GIVEN REQUEST: Tally the lines in these records that hold the string "プライベートに時間を割きたい", and reply with the number alone.

┌──

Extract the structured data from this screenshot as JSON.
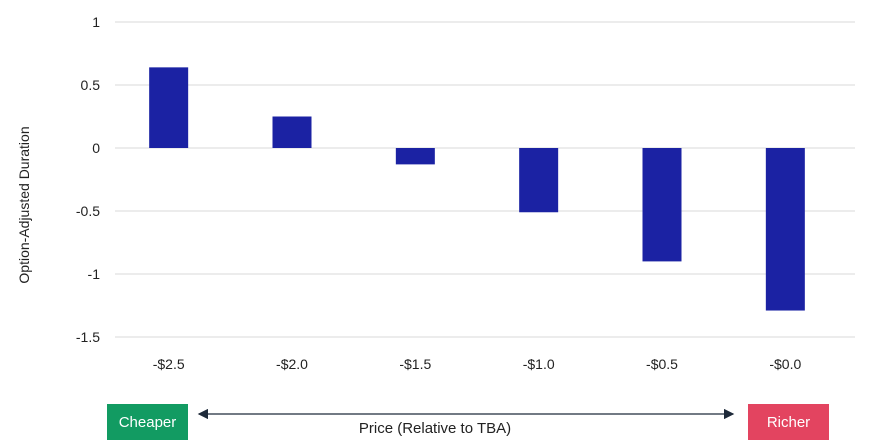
{
  "chart_data": {
    "type": "bar",
    "title": "",
    "categories": [
      "-$2.5",
      "-$2.0",
      "-$1.5",
      "-$1.0",
      "-$0.5",
      "-$0.0"
    ],
    "values": [
      0.64,
      0.25,
      -0.13,
      -0.51,
      -0.9,
      -1.29
    ],
    "ylabel": "Option-Adjusted Duration",
    "xlabel": "Price (Relative to TBA)",
    "ylim": [
      -1.5,
      1
    ],
    "yticks": [
      1,
      0.5,
      0,
      -0.5,
      -1,
      -1.5
    ],
    "ytick_labels": [
      "1",
      "0.5",
      "0",
      "-0.5",
      "-1",
      "-1.5"
    ],
    "grid": true,
    "bar_color": "#1b22a3",
    "annotations": {
      "left_label": "Cheaper",
      "right_label": "Richer",
      "left_color": "#129b62",
      "right_color": "#e34460"
    }
  }
}
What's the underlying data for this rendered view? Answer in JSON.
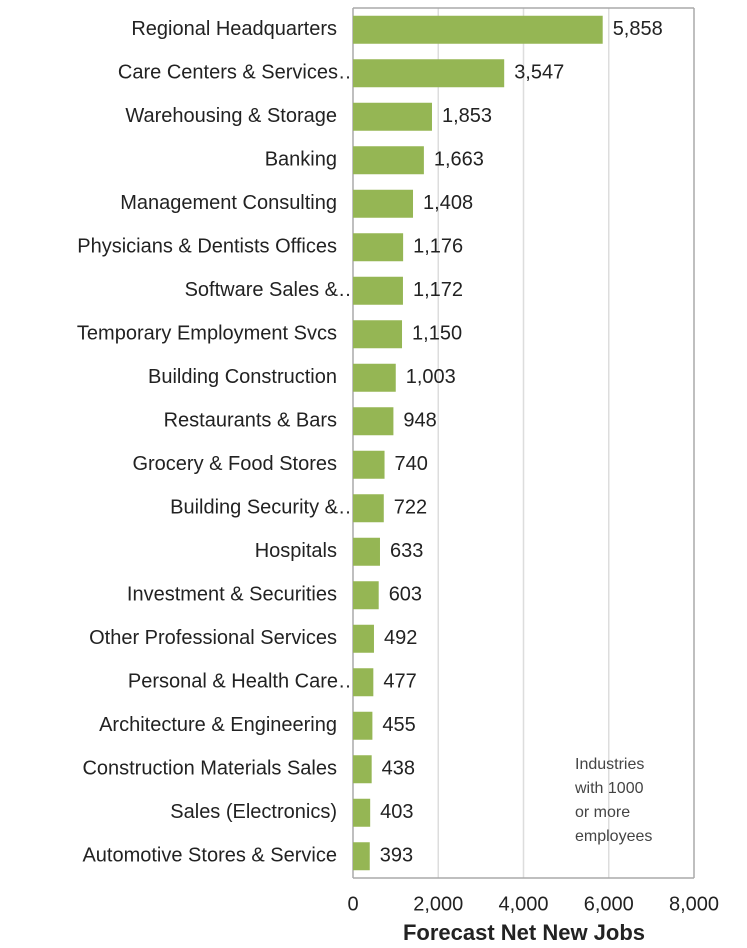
{
  "chart_data": {
    "type": "bar",
    "orientation": "horizontal",
    "categories": [
      "Regional Headquarters",
      "Care Centers & Services…",
      "Warehousing & Storage",
      "Banking",
      "Management Consulting",
      "Physicians & Dentists Offices",
      "Software Sales &…",
      "Temporary Employment Svcs",
      "Building Construction",
      "Restaurants & Bars",
      "Grocery & Food Stores",
      "Building Security &…",
      "Hospitals",
      "Investment & Securities",
      "Other Professional Services",
      "Personal & Health Care…",
      "Architecture & Engineering",
      "Construction Materials Sales",
      "Sales (Electronics)",
      "Automotive Stores & Service"
    ],
    "values": [
      5858,
      3547,
      1853,
      1663,
      1408,
      1176,
      1172,
      1150,
      1003,
      948,
      740,
      722,
      633,
      603,
      492,
      477,
      455,
      438,
      403,
      393
    ],
    "value_labels": [
      "5,858",
      "3,547",
      "1,853",
      "1,663",
      "1,408",
      "1,176",
      "1,172",
      "1,150",
      "1,003",
      "948",
      "740",
      "722",
      "633",
      "603",
      "492",
      "477",
      "455",
      "438",
      "403",
      "393"
    ],
    "color": "#95b654",
    "xlabel": "Forecast Net New Jobs",
    "xlim": [
      0,
      8000
    ],
    "xticks": [
      0,
      {
        "value": 2000,
        "label": "2,000"
      },
      {
        "value": 4000,
        "label": "4,000"
      },
      {
        "value": 6000,
        "label": "6,000"
      },
      {
        "value": 8000,
        "label": "8,000"
      }
    ],
    "grid": true,
    "annotation": [
      "Industries",
      "with 1000",
      "or more",
      "employees"
    ]
  }
}
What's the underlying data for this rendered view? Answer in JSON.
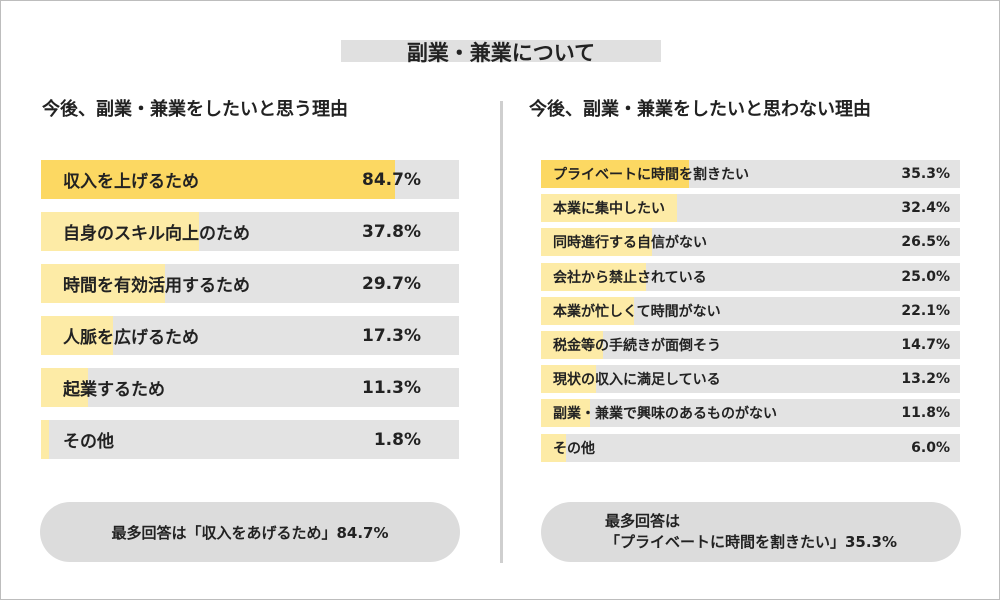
{
  "title": "副業・兼業について",
  "colors": {
    "accent": "#fcd862",
    "accent_light": "#fdeba6",
    "track": "#e3e3e3",
    "pill": "#dcdcdc"
  },
  "left": {
    "title": "今後、副業・兼業をしたいと思う理由",
    "summary": "最多回答は「収入をあげるため」84.7%"
  },
  "right": {
    "title": "今後、副業・兼業をしたいと思わない理由",
    "summary_line1": "最多回答は",
    "summary_line2": "「プライベートに時間を割きたい」35.3%"
  },
  "chart_data": [
    {
      "type": "bar",
      "orientation": "horizontal",
      "title": "今後、副業・兼業をしたいと思う理由",
      "unit": "%",
      "xlim": [
        0,
        100
      ],
      "categories": [
        "収入を上げるため",
        "自身のスキル向上のため",
        "時間を有効活用するため",
        "人脈を広げるため",
        "起業するため",
        "その他"
      ],
      "values": [
        84.7,
        37.8,
        29.7,
        17.3,
        11.3,
        1.8
      ],
      "value_labels": [
        "84.7%",
        "37.8%",
        "29.7%",
        "17.3%",
        "11.3%",
        "1.8%"
      ]
    },
    {
      "type": "bar",
      "orientation": "horizontal",
      "title": "今後、副業・兼業をしたいと思わない理由",
      "unit": "%",
      "xlim": [
        0,
        100
      ],
      "categories": [
        "プライベートに時間を割きたい",
        "本業に集中したい",
        "同時進行する自信がない",
        "会社から禁止されている",
        "本業が忙しくて時間がない",
        "税金等の手続きが面倒そう",
        "現状の収入に満足している",
        "副業・兼業で興味のあるものがない",
        "その他"
      ],
      "values": [
        35.3,
        32.4,
        26.5,
        25.0,
        22.1,
        14.7,
        13.2,
        11.8,
        6.0
      ],
      "value_labels": [
        "35.3%",
        "32.4%",
        "26.5%",
        "25.0%",
        "22.1%",
        "14.7%",
        "13.2%",
        "11.8%",
        "6.0%"
      ]
    }
  ]
}
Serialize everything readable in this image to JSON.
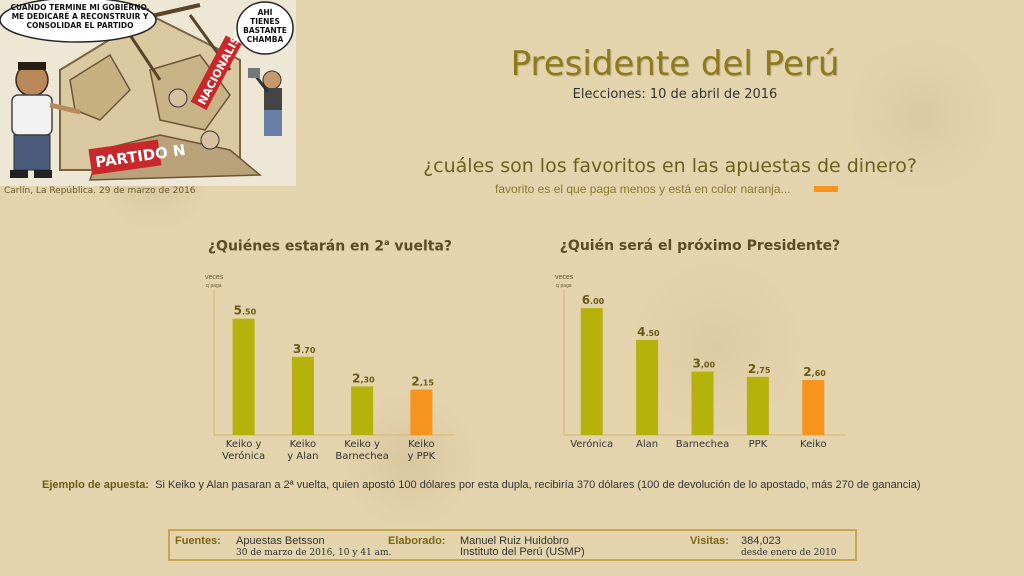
{
  "cartoon": {
    "speech_left": "CUANDO TERMINE MI GOBIERNO, ME DEDICARÉ A RECONSTRUIR Y CONSOLIDAR EL PARTIDO",
    "speech_right": "AHÍ TIENES BASTANTE CHAMBA",
    "sign_left": "PARTIDO N",
    "sign_right": "NACIONALISTA",
    "credit": "Carlín, La República. 29 de marzo de 2016"
  },
  "header": {
    "title": "Presidente del Perú",
    "subtitle": "Elecciones: 10 de abril de 2016",
    "question": "¿cuáles  son los  favoritos en las apuestas de dinero?",
    "note": "favorito es el que paga menos y está en color naranja...",
    "accent_color": "#f7941d",
    "bar_color": "#b5b20c"
  },
  "chart_data": [
    {
      "type": "bar",
      "title_main": "¿Quiénes estarán en 2",
      "title_sup": "a",
      "title_end": " vuelta?",
      "ylabel_top": "veces",
      "ylabel_bottom": "q´paga",
      "categories": [
        "Keiko y Verónica",
        "Keiko y Alan",
        "Keiko y Barnechea",
        "Keiko y PPK"
      ],
      "category_lines": [
        [
          "Keiko y",
          "Verónica"
        ],
        [
          "Keiko",
          "y Alan"
        ],
        [
          "Keiko y",
          "Barnechea"
        ],
        [
          "Keiko",
          "y PPK"
        ]
      ],
      "values": [
        5.5,
        3.7,
        2.3,
        2.15
      ],
      "value_labels": [
        [
          "5",
          ".50"
        ],
        [
          "3",
          ".70"
        ],
        [
          "2",
          ",30"
        ],
        [
          "2",
          ",15"
        ]
      ],
      "highlight": [
        false,
        false,
        false,
        true
      ],
      "ylim": [
        0,
        7
      ]
    },
    {
      "type": "bar",
      "title_main": "¿Quién será el próximo Presidente?",
      "title_sup": "",
      "title_end": "",
      "ylabel_top": "veces",
      "ylabel_bottom": "q´paga",
      "categories": [
        "Verónica",
        "Alan",
        "Barnechea",
        "PPK",
        "Keiko"
      ],
      "category_lines": [
        [
          "Verónica"
        ],
        [
          "Alan"
        ],
        [
          "Barnechea"
        ],
        [
          "PPK"
        ],
        [
          "Keiko"
        ]
      ],
      "values": [
        6.0,
        4.5,
        3.0,
        2.75,
        2.6
      ],
      "value_labels": [
        [
          "6",
          ".00"
        ],
        [
          "4",
          ".50"
        ],
        [
          "3",
          ",00"
        ],
        [
          "2",
          ",75"
        ],
        [
          "2",
          ",60"
        ]
      ],
      "highlight": [
        false,
        false,
        false,
        false,
        true
      ],
      "ylim": [
        0,
        7
      ]
    }
  ],
  "example": {
    "label": "Ejemplo de apuesta:",
    "text": "Si Keiko y Alan pasaran a 2ª vuelta, quien  apostó 100 dólares por esta dupla, recibiría  370 dólares (100  de devolución de lo apostado, más 270 de  ganancia)"
  },
  "footer": {
    "sources_label": "Fuentes:",
    "sources_value": "Apuestas Betsson",
    "sources_date": "30 de marzo de 2016,  10 y 41 am.",
    "made_label": "Elaborado:",
    "made_value": "Manuel Ruiz Huidobro",
    "made_org": "Instituto del Perú (USMP)",
    "visits_label": "Visitas:",
    "visits_value": "384,023",
    "visits_since": "desde enero de 2010"
  }
}
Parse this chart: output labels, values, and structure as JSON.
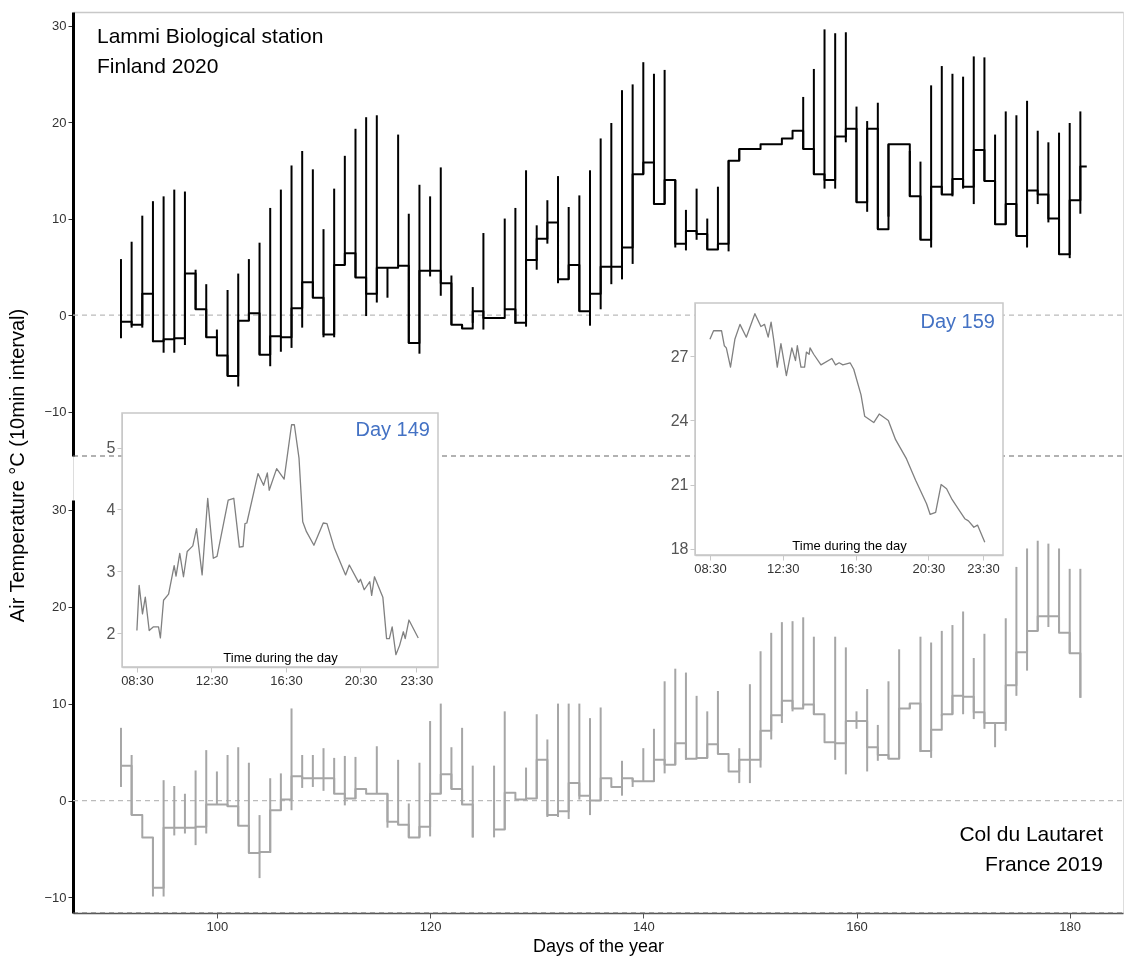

└──

THE ANSWER: 2